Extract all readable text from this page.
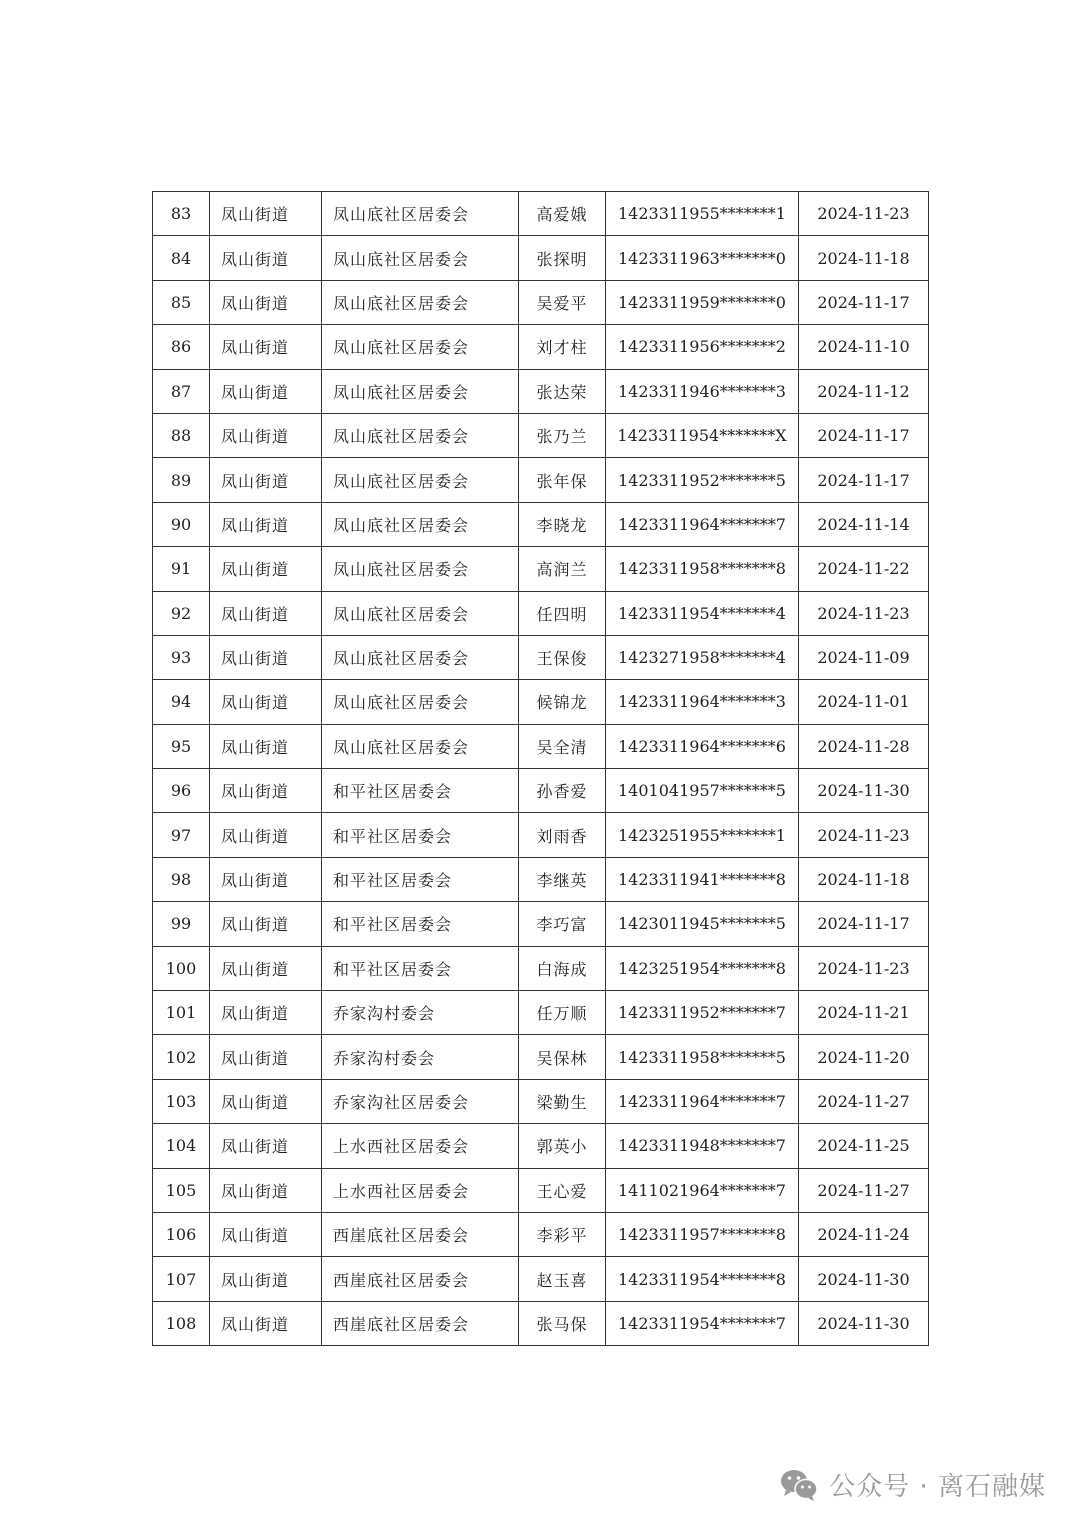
83	凤山街道	凤山底社区居委会	高爱娥	1423311955*******1	2024-11-23
84	凤山街道	凤山底社区居委会	张探明	1423311963*******0	2024-11-18
85	凤山街道	凤山底社区居委会	吴爱平	1423311959*******0	2024-11-17
86	凤山街道	凤山底社区居委会	刘才柱	1423311956*******2	2024-11-10
87	凤山街道	凤山底社区居委会	张达荣	1423311946*******3	2024-11-12
88	凤山街道	凤山底社区居委会	张乃兰	1423311954*******X	2024-11-17
89	凤山街道	凤山底社区居委会	张年保	1423311952*******5	2024-11-17
90	凤山街道	凤山底社区居委会	李晓龙	1423311964*******7	2024-11-14
91	凤山街道	凤山底社区居委会	高润兰	1423311958*******8	2024-11-22
92	凤山街道	凤山底社区居委会	任四明	1423311954*******4	2024-11-23
93	凤山街道	凤山底社区居委会	王保俊	1423271958*******4	2024-11-09
94	凤山街道	凤山底社区居委会	候锦龙	1423311964*******3	2024-11-01
95	凤山街道	凤山底社区居委会	吴全清	1423311964*******6	2024-11-28
96	凤山街道	和平社区居委会	孙香爱	1401041957*******5	2024-11-30
97	凤山街道	和平社区居委会	刘雨香	1423251955*******1	2024-11-23
98	凤山街道	和平社区居委会	李继英	1423311941*******8	2024-11-18
99	凤山街道	和平社区居委会	李巧富	1423011945*******5	2024-11-17
100	凤山街道	和平社区居委会	白海成	1423251954*******8	2024-11-23
101	凤山街道	乔家沟村委会	任万顺	1423311952*******7	2024-11-21
102	凤山街道	乔家沟村委会	吴保林	1423311958*******5	2024-11-20
103	凤山街道	乔家沟社区居委会	梁勤生	1423311964*******7	2024-11-27
104	凤山街道	上水西社区居委会	郭英小	1423311948*******7	2024-11-25
105	凤山街道	上水西社区居委会	王心爱	1411021964*******7	2024-11-27
106	凤山街道	西崖底社区居委会	李彩平	1423311957*******8	2024-11-24
107	凤山街道	西崖底社区居委会	赵玉喜	1423311954*******8	2024-11-30
108	凤山街道	西崖底社区居委会	张马保	1423311954*******7	2024-11-30
公众号 · 离石融媒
########################################
Aim of the task |
Give the number of lines in the records that contain the string "上水西社区居委会", and nothing besides.

The output |
2